> **Exercise requirements**: Copy the lines from the items below verbatim, starting at the line that contains "x-tick-label-450: 450 xyxy=(446,397,478,417)" and ending at the line that contains "curve-label-untreated: 未处理催化剂 xyxy=(162,330,264,350)", with both of those lines included.
>> begin
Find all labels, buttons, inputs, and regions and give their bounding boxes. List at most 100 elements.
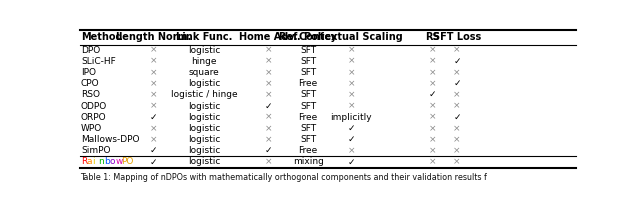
Text: RS: RS [425, 32, 440, 42]
Text: ✓: ✓ [348, 157, 355, 166]
Text: ✓: ✓ [150, 157, 157, 166]
Text: ×: × [150, 135, 157, 144]
Text: Length Norm.: Length Norm. [116, 32, 191, 42]
Text: ×: × [150, 57, 157, 66]
Text: SFT: SFT [300, 46, 316, 54]
Text: ×: × [265, 124, 272, 133]
Text: ×: × [428, 135, 436, 144]
Text: ×: × [453, 102, 461, 110]
Text: Mallows-DPO: Mallows-DPO [81, 135, 140, 144]
Text: ×: × [150, 79, 157, 88]
Text: ×: × [348, 102, 355, 110]
Text: SFT: SFT [300, 68, 316, 77]
Text: logistic: logistic [188, 146, 220, 155]
Text: ×: × [348, 46, 355, 54]
Text: ×: × [265, 157, 272, 166]
Text: ×: × [265, 135, 272, 144]
Text: logistic: logistic [188, 113, 220, 122]
Text: R: R [81, 157, 87, 166]
Text: SFT Loss: SFT Loss [433, 32, 481, 42]
Text: ×: × [265, 57, 272, 66]
Text: logistic: logistic [188, 46, 220, 54]
Text: ×: × [265, 90, 272, 99]
Text: ×: × [453, 46, 461, 54]
Text: ×: × [428, 146, 436, 155]
Text: PO: PO [121, 157, 133, 166]
Text: logistic: logistic [188, 135, 220, 144]
Text: SFT: SFT [300, 57, 316, 66]
Text: ×: × [428, 157, 436, 166]
Text: DPO: DPO [81, 46, 100, 54]
Text: ×: × [453, 157, 461, 166]
Text: logistic / hinge: logistic / hinge [171, 90, 237, 99]
Text: ×: × [428, 113, 436, 122]
Text: ×: × [428, 102, 436, 110]
Text: logistic: logistic [188, 124, 220, 133]
Text: Free: Free [298, 113, 318, 122]
Text: ×: × [150, 68, 157, 77]
Text: logistic: logistic [188, 79, 220, 88]
Text: ×: × [265, 68, 272, 77]
Text: ×: × [265, 79, 272, 88]
Text: ×: × [348, 57, 355, 66]
Text: ×: × [150, 102, 157, 110]
Text: ✓: ✓ [265, 102, 272, 110]
Text: ✓: ✓ [348, 124, 355, 133]
Text: o: o [109, 157, 115, 166]
Text: ✓: ✓ [453, 79, 461, 88]
Text: implicitly: implicitly [330, 113, 372, 122]
Text: Contextual Scaling: Contextual Scaling [300, 32, 403, 42]
Text: b: b [104, 157, 109, 166]
Text: ✓: ✓ [453, 113, 461, 122]
Text: Home Adv.: Home Adv. [239, 32, 298, 42]
Text: logistic: logistic [188, 102, 220, 110]
Text: ×: × [428, 46, 436, 54]
Text: ×: × [453, 68, 461, 77]
Text: ORPO: ORPO [81, 113, 107, 122]
Text: ×: × [453, 90, 461, 99]
Text: IPO: IPO [81, 68, 96, 77]
Text: SFT: SFT [300, 135, 316, 144]
Text: RSO: RSO [81, 90, 100, 99]
Text: ×: × [428, 124, 436, 133]
Text: ✓: ✓ [428, 90, 436, 99]
Text: a: a [86, 157, 92, 166]
Text: ×: × [453, 146, 461, 155]
Text: CPO: CPO [81, 79, 100, 88]
Text: i: i [92, 157, 95, 166]
Text: ✓: ✓ [150, 146, 157, 155]
Text: square: square [189, 68, 220, 77]
Text: ODPO: ODPO [81, 102, 108, 110]
Text: ×: × [265, 113, 272, 122]
Text: mixing: mixing [292, 157, 324, 166]
Text: Method: Method [81, 32, 122, 42]
Text: ×: × [428, 79, 436, 88]
Text: logistic: logistic [188, 157, 220, 166]
Text: ✓: ✓ [265, 146, 272, 155]
Text: Ref. Policy: Ref. Policy [279, 32, 337, 42]
Text: SimPO: SimPO [81, 146, 111, 155]
Text: ×: × [348, 146, 355, 155]
Text: ×: × [265, 46, 272, 54]
Text: ✓: ✓ [348, 135, 355, 144]
Text: ×: × [150, 124, 157, 133]
Text: Table 1: Mapping of nDPOs with mathematically orthogonal components and their va: Table 1: Mapping of nDPOs with mathemati… [80, 173, 487, 182]
Text: Free: Free [298, 79, 318, 88]
Text: n: n [98, 157, 104, 166]
Text: ×: × [150, 90, 157, 99]
Text: WPO: WPO [81, 124, 102, 133]
Text: ×: × [348, 68, 355, 77]
Text: SLiC-HF: SLiC-HF [81, 57, 116, 66]
Text: hinge: hinge [191, 57, 217, 66]
Text: ✓: ✓ [150, 113, 157, 122]
Text: Link Func.: Link Func. [176, 32, 232, 42]
Text: ×: × [453, 135, 461, 144]
Text: SFT: SFT [300, 102, 316, 110]
Text: Free: Free [298, 146, 318, 155]
Text: SFT: SFT [300, 124, 316, 133]
Text: w: w [115, 157, 123, 166]
Text: ×: × [428, 68, 436, 77]
Text: ×: × [348, 79, 355, 88]
Text: ✓: ✓ [453, 57, 461, 66]
Text: ×: × [428, 57, 436, 66]
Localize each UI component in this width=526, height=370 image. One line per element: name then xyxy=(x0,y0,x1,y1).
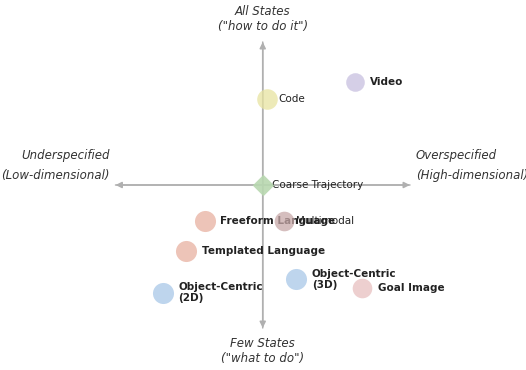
Text: Templated Language: Templated Language xyxy=(201,246,325,256)
Point xyxy=(292,276,301,282)
Text: Freeform Language: Freeform Language xyxy=(220,216,335,226)
Text: Coarse Trajectory: Coarse Trajectory xyxy=(272,180,363,190)
Text: Goal Image: Goal Image xyxy=(378,283,444,293)
Point xyxy=(159,290,167,296)
Point xyxy=(258,182,267,188)
Text: Multimodal: Multimodal xyxy=(297,216,355,226)
Text: Code: Code xyxy=(278,94,305,104)
Text: Object-Centric
(3D): Object-Centric (3D) xyxy=(312,269,397,290)
Text: (High-dimensional): (High-dimensional) xyxy=(416,169,526,182)
Point xyxy=(182,248,190,254)
Point xyxy=(200,218,209,224)
Point xyxy=(358,285,367,291)
Text: Few States
("what to do"): Few States ("what to do") xyxy=(221,337,305,365)
Text: Video: Video xyxy=(370,77,403,87)
Point xyxy=(280,218,288,224)
Text: All States
("how to do it"): All States ("how to do it") xyxy=(218,5,308,33)
Text: (Low-dimensional): (Low-dimensional) xyxy=(1,169,109,182)
Text: Object-Centric
(2D): Object-Centric (2D) xyxy=(178,282,263,303)
Text: Overspecified: Overspecified xyxy=(416,149,497,162)
Text: Underspecified: Underspecified xyxy=(21,149,109,162)
Point xyxy=(350,79,359,85)
Point xyxy=(263,96,271,102)
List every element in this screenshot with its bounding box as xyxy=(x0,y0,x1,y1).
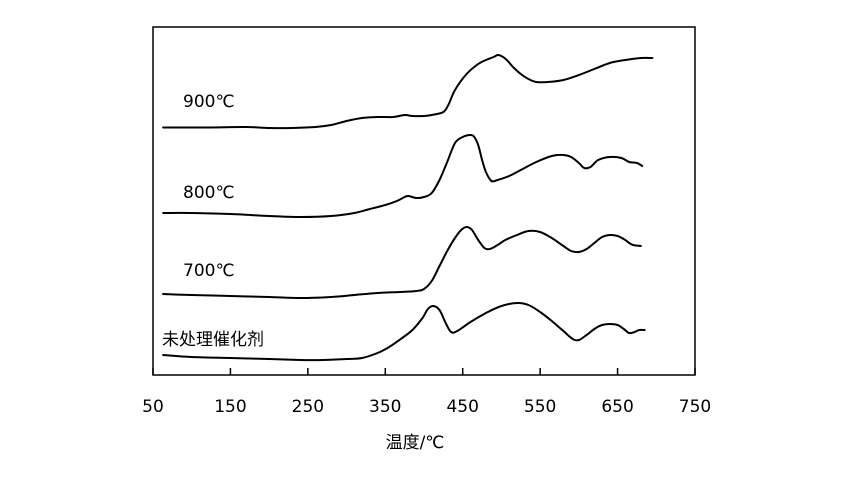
x-tick-label-450: 450 xyxy=(446,397,478,417)
x-axis-tick-labels: 50 150 250 350 450 550 650 750 xyxy=(142,397,711,417)
series-line-0 xyxy=(162,53,654,130)
x-tick-label-750: 750 xyxy=(679,397,711,417)
x-tick-label-50: 50 xyxy=(142,397,164,417)
series-lines xyxy=(162,53,654,362)
curve-label-700: 700℃ xyxy=(183,261,235,281)
series-line-2 xyxy=(162,226,642,299)
series-line-1 xyxy=(162,134,644,218)
x-axis-title: 温度/℃ xyxy=(386,433,445,453)
x-tick-label-350: 350 xyxy=(369,397,401,417)
curve-label-800: 800℃ xyxy=(183,183,235,203)
x-axis-ticks xyxy=(152,368,696,375)
x-tick-label-150: 150 xyxy=(214,397,246,417)
series-line-3 xyxy=(162,301,646,362)
curve-label-900: 900℃ xyxy=(183,92,235,112)
plot-frame xyxy=(152,26,696,376)
curve-label-untreated: 未处理催化剂 xyxy=(162,330,264,350)
x-tick-label-550: 550 xyxy=(524,397,556,417)
x-tick-label-250: 250 xyxy=(292,397,324,417)
x-tick-label-650: 650 xyxy=(601,397,633,417)
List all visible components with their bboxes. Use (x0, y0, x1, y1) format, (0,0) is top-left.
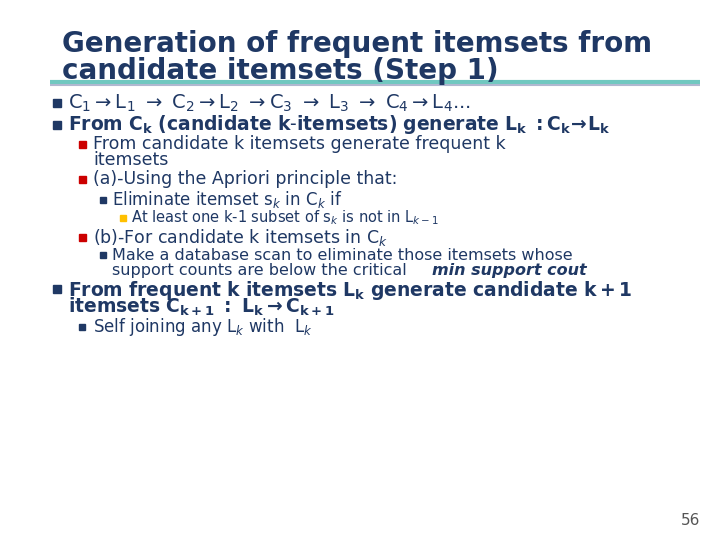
Bar (120, 215, 126, 221)
Bar (78, 140, 86, 147)
Text: $\bf{From\ C_k\ (candidate\ k\text{-}itemsets)\ generate\ L_k\ :C_k\!\rightarrow: $\bf{From\ C_k\ (candidate\ k\text{-}ite… (68, 113, 611, 137)
Text: Make a database scan to eliminate those itemsets whose: Make a database scan to eliminate those … (112, 247, 572, 262)
Text: Self joining any L$_k$ with  L$_k$: Self joining any L$_k$ with L$_k$ (93, 316, 312, 338)
Text: $\bf{itemsets\ C_{k+1}\ :\ L_k \rightarrow C_{k+1}}$: $\bf{itemsets\ C_{k+1}\ :\ L_k \rightarr… (68, 296, 335, 318)
Bar (100, 197, 106, 203)
Text: (b)-For candidate k itemsets in C$_k$: (b)-For candidate k itemsets in C$_k$ (93, 226, 388, 247)
Bar (78, 176, 86, 183)
Text: From candidate k itemsets generate frequent k: From candidate k itemsets generate frequ… (93, 135, 505, 153)
Text: Eliminate itemset s$_k$ in C$_k$ if: Eliminate itemset s$_k$ in C$_k$ if (112, 190, 343, 211)
Bar (100, 252, 106, 258)
Text: At least one k-1 subset of s$_k$ is not in L$_{k-1}$: At least one k-1 subset of s$_k$ is not … (131, 208, 439, 227)
Text: Generation of frequent itemsets from: Generation of frequent itemsets from (62, 30, 652, 58)
Text: (a)-Using the Apriori principle that:: (a)-Using the Apriori principle that: (93, 170, 397, 188)
Text: 56: 56 (680, 513, 700, 528)
Bar (53, 99, 61, 107)
Text: C$_1$$\rightarrow$L$_1$ $\rightarrow$ C$_2$$\rightarrow$L$_2$ $\rightarrow$C$_3$: C$_1$$\rightarrow$L$_1$ $\rightarrow$ C$… (68, 92, 471, 113)
Bar (53, 285, 61, 293)
Bar (78, 233, 86, 240)
Text: min support cout: min support cout (432, 262, 587, 278)
Bar (53, 121, 61, 129)
Bar (79, 324, 85, 330)
Text: $\bf{From\ frequent\ k\ itemsets\ L_k\ generate\ candidate\ k+1}$: $\bf{From\ frequent\ k\ itemsets\ L_k\ g… (68, 279, 632, 301)
Text: candidate itemsets (Step 1): candidate itemsets (Step 1) (62, 57, 499, 85)
Text: support counts are below the critical: support counts are below the critical (112, 262, 412, 278)
Text: itemsets: itemsets (93, 151, 168, 169)
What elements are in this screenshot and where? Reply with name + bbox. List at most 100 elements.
>> end
> **Solved exercise**:
x-tick-label-450: 450 xyxy=(446,397,478,417)
x-axis-tick-labels: 50 150 250 350 450 550 650 750 xyxy=(142,397,711,417)
series-line-0 xyxy=(162,53,654,130)
x-tick-label-750: 750 xyxy=(679,397,711,417)
x-tick-label-50: 50 xyxy=(142,397,164,417)
series-lines xyxy=(162,53,654,362)
curve-label-700: 700℃ xyxy=(183,261,235,281)
series-line-2 xyxy=(162,226,642,299)
series-line-1 xyxy=(162,134,644,218)
x-axis-title: 温度/℃ xyxy=(386,433,445,453)
x-tick-label-350: 350 xyxy=(369,397,401,417)
curve-label-800: 800℃ xyxy=(183,183,235,203)
x-axis-ticks xyxy=(152,368,696,375)
x-tick-label-150: 150 xyxy=(214,397,246,417)
series-line-3 xyxy=(162,301,646,362)
curve-label-900: 900℃ xyxy=(183,92,235,112)
plot-frame xyxy=(152,26,696,376)
curve-label-untreated: 未处理催化剂 xyxy=(162,330,264,350)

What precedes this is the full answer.